- [What needs to be done]: All lines in the material below that contain "Russen" should be located and copied.

- [Record extracts]:
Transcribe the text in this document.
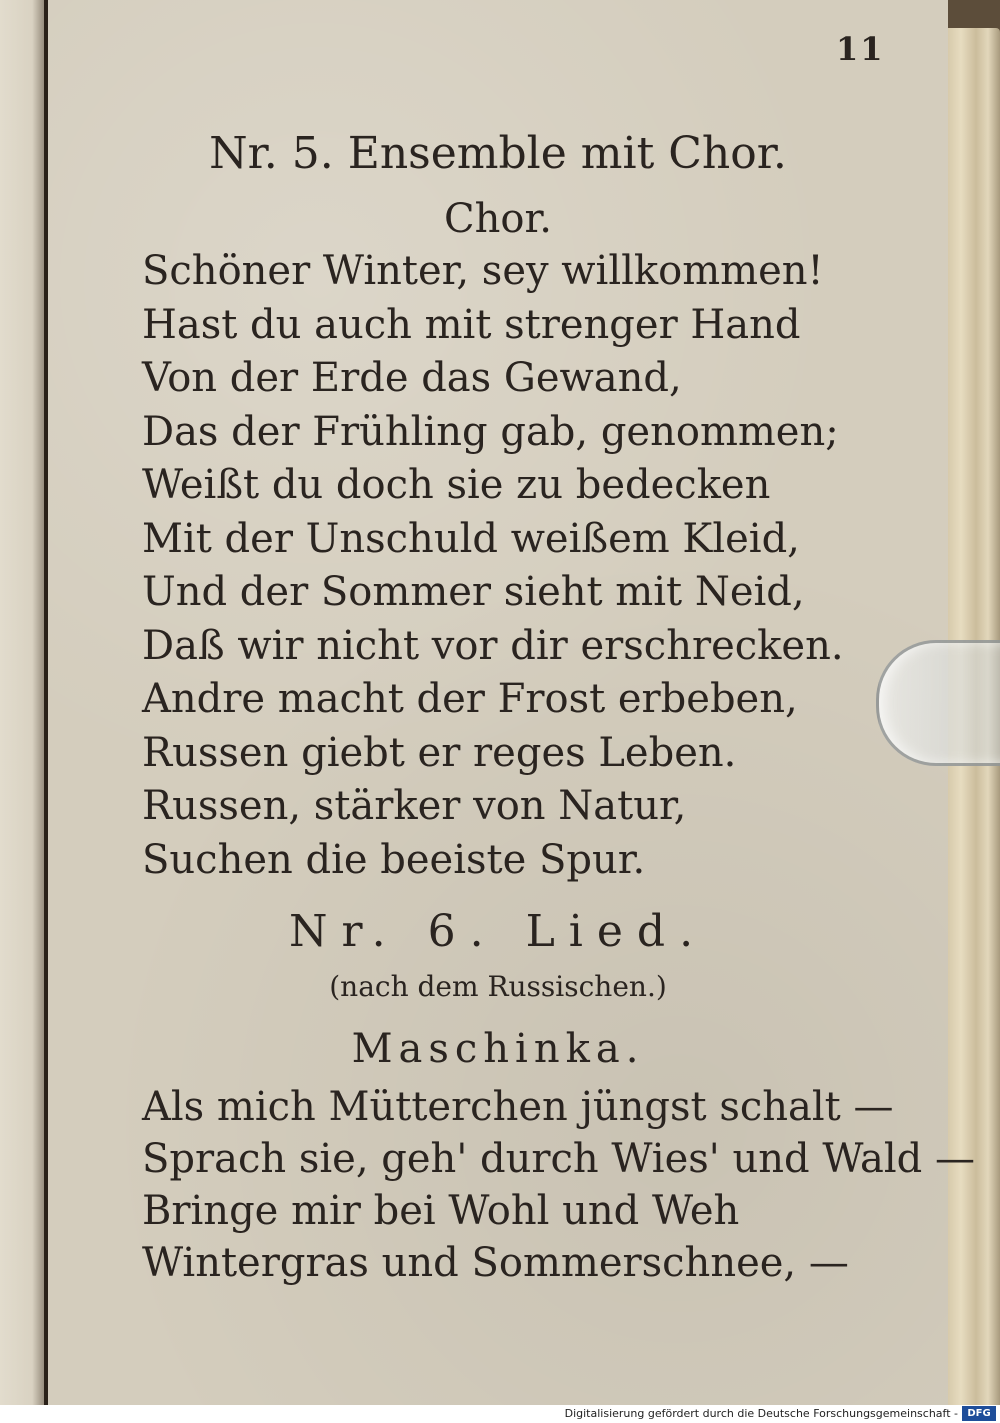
11
Nr. 5. Ensemble mit Chor.
Chor.
Schöner Winter, sey willkommen!
Hast du auch mit strenger Hand
Von der Erde das Gewand,
Das der Frühling gab, genommen;
Weißt du doch sie zu bedecken
Mit der Unschuld weißem Kleid,
Und der Sommer sieht mit Neid,
Daß wir nicht vor dir erschrecken.
Andre macht der Frost erbeben,
Russen giebt er reges Leben.
Russen, stärker von Natur,
Suchen die beeiste Spur.
Nr. 6. Lied.
(nach dem Russischen.)
Maschinka.
Als mich Mütterchen jüngst schalt —
Sprach sie, geh' durch Wies' und Wald —
Bringe mir bei Wohl und Weh
Wintergras und Sommerschnee, —
Digitalisierung gefördert durch die Deutsche Forschungsgemeinschaft - DFG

- [Solution to this problem]:
Russen giebt er reges Leben.
Russen, stärker von Natur,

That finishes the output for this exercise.